AIM OF THE TASK: Return the entries below verbatim. Pictures stay out.

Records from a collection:
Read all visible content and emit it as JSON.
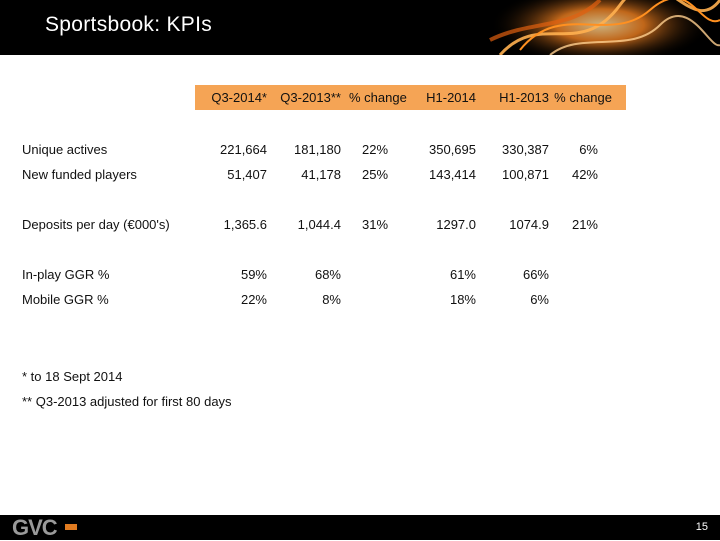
{
  "header": {
    "title": "Sportsbook: KPIs"
  },
  "table": {
    "columns": [
      "Q3-2014*",
      "Q3-2013**",
      "% change",
      "H1-2014",
      "H1-2013",
      "% change"
    ],
    "rows": [
      {
        "label": "Unique actives",
        "cells": [
          "221,664",
          "181,180",
          "22%",
          "350,695",
          "330,387",
          "6%"
        ]
      },
      {
        "label": "New funded players",
        "cells": [
          "51,407",
          "41,178",
          "25%",
          "143,414",
          "100,871",
          "42%"
        ]
      },
      {
        "label": "Deposits per day (€000's)",
        "cells": [
          "1,365.6",
          "1,044.4",
          "31%",
          "1297.0",
          "1074.9",
          "21%"
        ]
      },
      {
        "label": "In-play GGR %",
        "cells": [
          "59%",
          "68%",
          null,
          "61%",
          "66%",
          null
        ]
      },
      {
        "label": "Mobile GGR %",
        "cells": [
          "22%",
          "8%",
          null,
          "18%",
          "6%",
          null
        ]
      }
    ]
  },
  "footnotes": [
    "* to 18 Sept 2014",
    "** Q3-2013 adjusted for first 80 days"
  ],
  "footer": {
    "logo": "GVC",
    "page_number": "15"
  }
}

RESULT BELOW:
Read all visible content and emit it as JSON.
{
  "header": {
    "title": "Sportsbook: KPIs"
  },
  "table": {
    "columns": [
      "Q3-2014*",
      "Q3-2013**",
      "% change",
      "H1-2014",
      "H1-2013",
      "% change"
    ],
    "rows": [
      {
        "label": "Unique actives",
        "cells": [
          "221,664",
          "181,180",
          "22%",
          "350,695",
          "330,387",
          "6%"
        ]
      },
      {
        "label": "New funded players",
        "cells": [
          "51,407",
          "41,178",
          "25%",
          "143,414",
          "100,871",
          "42%"
        ]
      },
      {
        "label": "Deposits per day (€000's)",
        "cells": [
          "1,365.6",
          "1,044.4",
          "31%",
          "1297.0",
          "1074.9",
          "21%"
        ]
      },
      {
        "label": "In-play GGR %",
        "cells": [
          "59%",
          "68%",
          null,
          "61%",
          "66%",
          null
        ]
      },
      {
        "label": "Mobile GGR %",
        "cells": [
          "22%",
          "8%",
          null,
          "18%",
          "6%",
          null
        ]
      }
    ]
  },
  "footnotes": [
    "* to 18 Sept 2014",
    "** Q3-2013 adjusted for first 80 days"
  ],
  "footer": {
    "logo": "GVC",
    "page_number": "15"
  }
}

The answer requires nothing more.